▶ Set exercise
Look through the listing for the word "ذوالقعده". Copy each line that has it.

▶ Data shown
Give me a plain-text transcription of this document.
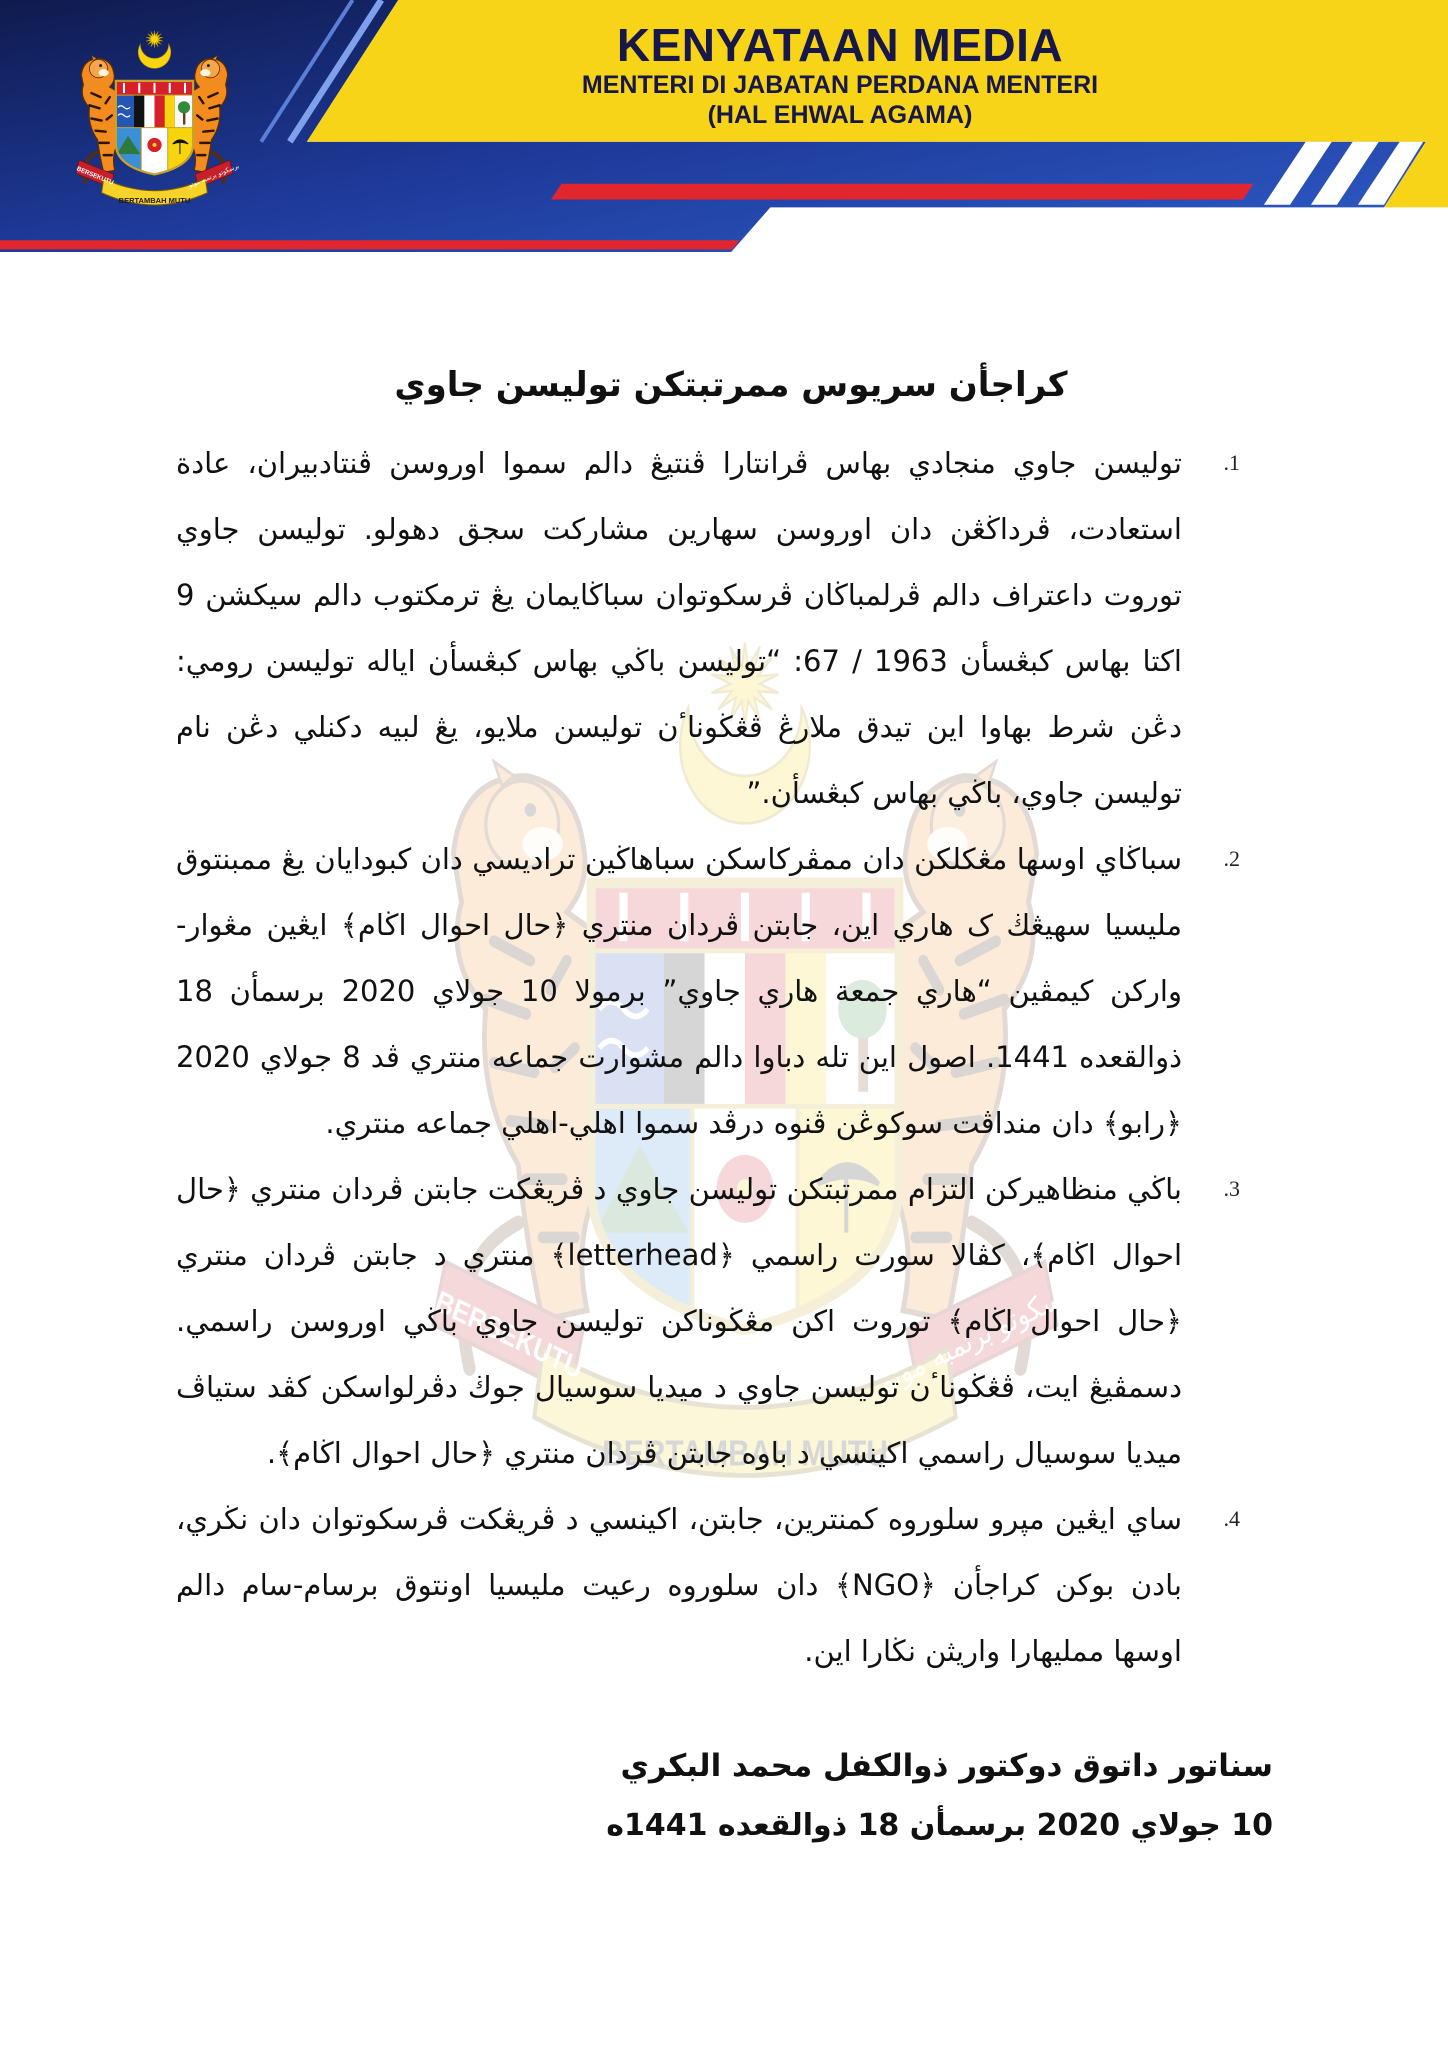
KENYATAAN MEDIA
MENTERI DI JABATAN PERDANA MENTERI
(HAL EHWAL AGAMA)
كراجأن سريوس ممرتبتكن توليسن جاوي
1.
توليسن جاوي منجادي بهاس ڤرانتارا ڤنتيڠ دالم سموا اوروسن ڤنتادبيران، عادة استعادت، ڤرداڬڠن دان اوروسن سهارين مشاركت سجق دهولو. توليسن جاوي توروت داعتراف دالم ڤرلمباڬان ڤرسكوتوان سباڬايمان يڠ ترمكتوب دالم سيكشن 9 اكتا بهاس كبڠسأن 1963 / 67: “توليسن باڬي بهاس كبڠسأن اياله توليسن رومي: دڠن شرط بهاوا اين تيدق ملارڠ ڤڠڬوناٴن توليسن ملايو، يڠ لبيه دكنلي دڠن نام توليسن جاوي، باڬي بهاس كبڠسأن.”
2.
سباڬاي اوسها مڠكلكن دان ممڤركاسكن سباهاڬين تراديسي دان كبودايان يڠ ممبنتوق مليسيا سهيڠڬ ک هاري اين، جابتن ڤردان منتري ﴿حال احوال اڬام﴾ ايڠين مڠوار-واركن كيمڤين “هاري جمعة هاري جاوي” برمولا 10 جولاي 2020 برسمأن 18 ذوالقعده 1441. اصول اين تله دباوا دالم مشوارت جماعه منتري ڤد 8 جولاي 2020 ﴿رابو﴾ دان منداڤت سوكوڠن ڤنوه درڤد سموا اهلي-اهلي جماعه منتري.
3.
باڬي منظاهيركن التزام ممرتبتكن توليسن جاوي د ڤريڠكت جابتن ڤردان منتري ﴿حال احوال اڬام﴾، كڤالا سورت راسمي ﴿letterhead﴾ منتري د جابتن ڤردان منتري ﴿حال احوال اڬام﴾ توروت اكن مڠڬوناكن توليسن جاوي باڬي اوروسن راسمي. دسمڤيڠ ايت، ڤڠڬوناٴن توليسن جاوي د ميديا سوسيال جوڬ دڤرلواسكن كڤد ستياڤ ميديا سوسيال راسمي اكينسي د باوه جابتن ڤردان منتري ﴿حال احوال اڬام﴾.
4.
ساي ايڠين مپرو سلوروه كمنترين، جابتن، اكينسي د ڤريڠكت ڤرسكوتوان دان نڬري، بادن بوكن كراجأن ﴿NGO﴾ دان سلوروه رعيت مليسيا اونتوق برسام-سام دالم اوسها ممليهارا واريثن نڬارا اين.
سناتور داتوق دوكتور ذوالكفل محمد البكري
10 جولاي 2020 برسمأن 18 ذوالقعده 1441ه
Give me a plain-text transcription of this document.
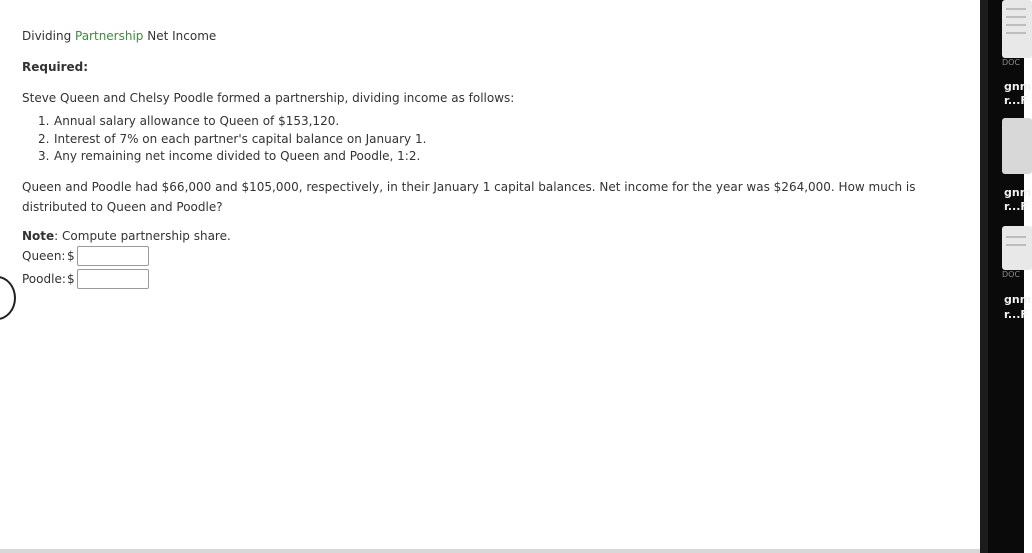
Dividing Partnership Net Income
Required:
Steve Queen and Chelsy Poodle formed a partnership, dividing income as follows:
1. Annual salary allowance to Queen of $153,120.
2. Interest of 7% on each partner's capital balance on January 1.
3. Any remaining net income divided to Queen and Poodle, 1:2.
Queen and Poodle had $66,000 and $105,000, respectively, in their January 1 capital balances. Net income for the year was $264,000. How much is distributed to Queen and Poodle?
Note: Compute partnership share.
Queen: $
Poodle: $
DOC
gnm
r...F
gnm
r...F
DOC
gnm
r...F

▶ Solved problem
سباڬاي اوسها مڠكلكن دان ممڤركاسكن سباهاڬين تراديسي دان كبودايان يڠ ممبنتوق مليسيا سهيڠڬ ک هاري اين، جابتن ڤردان منتري ﴿حال احوال اڬام﴾ ايڠين مڠوار-واركن كيمڤين “هاري جمعة هاري جاوي” برمولا 10 جولاي 2020 برسمأن 18 ذوالقعده 1441. اصول اين تله دباوا دالم مشوارت جماعه منتري ڤد 8 جولاي 2020 ﴿رابو﴾ دان منداڤت سوكوڠن ڤنوه درڤد سموا اهلي-اهلي جماعه منتري.
10 جولاي 2020 برسمأن 18 ذوالقعده 1441ه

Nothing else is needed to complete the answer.